(Dataset records)
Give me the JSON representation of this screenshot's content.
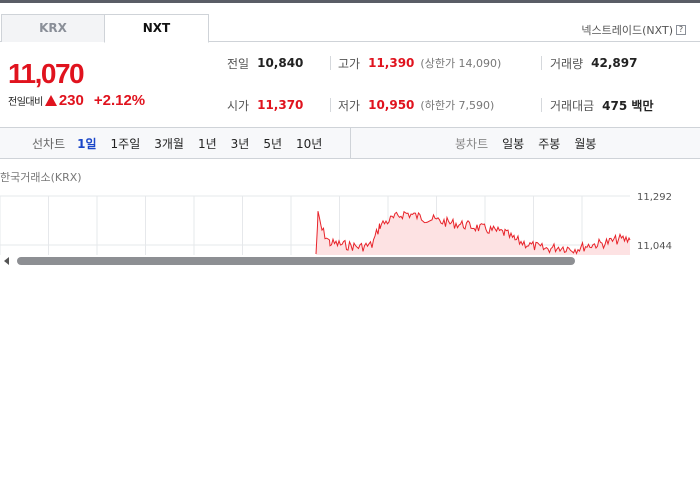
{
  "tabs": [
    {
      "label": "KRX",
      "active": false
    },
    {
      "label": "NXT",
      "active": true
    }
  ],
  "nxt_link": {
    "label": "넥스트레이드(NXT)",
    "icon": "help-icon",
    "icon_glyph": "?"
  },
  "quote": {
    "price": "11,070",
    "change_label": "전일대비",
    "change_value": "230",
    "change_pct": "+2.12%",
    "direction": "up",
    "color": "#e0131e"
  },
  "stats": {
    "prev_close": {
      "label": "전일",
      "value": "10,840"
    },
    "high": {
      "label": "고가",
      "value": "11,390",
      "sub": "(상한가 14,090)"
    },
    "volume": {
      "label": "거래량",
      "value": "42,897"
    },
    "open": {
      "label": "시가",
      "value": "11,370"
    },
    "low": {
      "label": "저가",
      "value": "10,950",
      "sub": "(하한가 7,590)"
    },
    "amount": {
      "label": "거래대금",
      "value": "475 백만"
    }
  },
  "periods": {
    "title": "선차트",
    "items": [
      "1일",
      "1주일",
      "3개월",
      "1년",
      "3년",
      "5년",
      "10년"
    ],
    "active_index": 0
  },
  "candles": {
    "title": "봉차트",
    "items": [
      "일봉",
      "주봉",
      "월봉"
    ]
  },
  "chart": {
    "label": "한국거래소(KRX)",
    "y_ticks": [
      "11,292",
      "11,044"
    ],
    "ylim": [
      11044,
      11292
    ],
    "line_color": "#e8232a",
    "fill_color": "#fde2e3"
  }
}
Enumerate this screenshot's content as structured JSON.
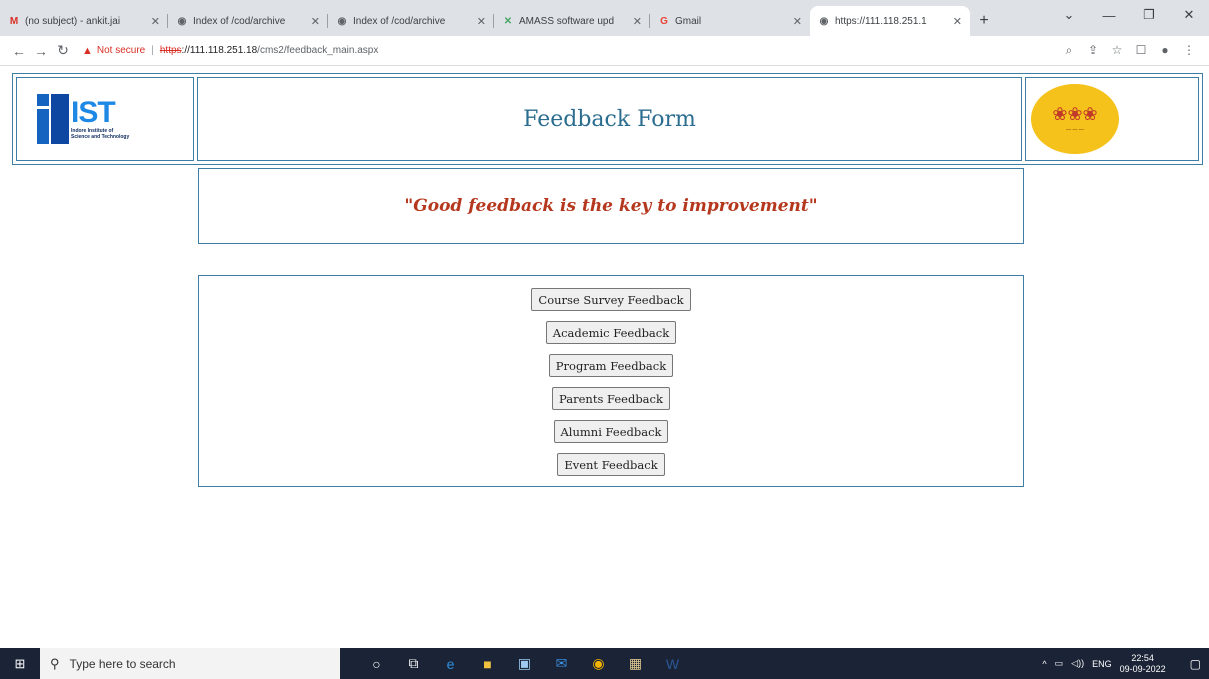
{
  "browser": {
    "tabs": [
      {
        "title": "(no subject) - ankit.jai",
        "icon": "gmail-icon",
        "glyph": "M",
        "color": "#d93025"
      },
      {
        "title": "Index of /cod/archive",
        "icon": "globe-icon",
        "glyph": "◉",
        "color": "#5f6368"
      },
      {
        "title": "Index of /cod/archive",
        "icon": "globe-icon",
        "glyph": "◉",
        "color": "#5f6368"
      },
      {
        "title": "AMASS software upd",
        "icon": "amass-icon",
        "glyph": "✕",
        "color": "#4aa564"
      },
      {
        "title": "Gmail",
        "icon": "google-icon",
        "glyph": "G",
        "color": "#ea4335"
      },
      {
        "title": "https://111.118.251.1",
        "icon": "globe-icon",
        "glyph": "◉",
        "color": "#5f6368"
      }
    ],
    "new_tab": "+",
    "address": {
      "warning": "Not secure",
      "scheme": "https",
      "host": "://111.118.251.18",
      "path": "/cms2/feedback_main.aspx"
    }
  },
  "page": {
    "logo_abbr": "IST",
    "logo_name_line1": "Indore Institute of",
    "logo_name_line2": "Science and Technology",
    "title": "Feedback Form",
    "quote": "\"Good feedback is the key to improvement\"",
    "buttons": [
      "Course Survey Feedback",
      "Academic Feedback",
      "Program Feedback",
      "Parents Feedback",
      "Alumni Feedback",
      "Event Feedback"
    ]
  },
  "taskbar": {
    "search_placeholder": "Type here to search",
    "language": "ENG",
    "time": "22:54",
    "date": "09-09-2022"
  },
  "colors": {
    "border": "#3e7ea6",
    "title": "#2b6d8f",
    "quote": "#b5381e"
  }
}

**Problem statement**: Tally the lines in these entries that have the string "quote" in them, then answer with the count and nothing else.

**Result**: 3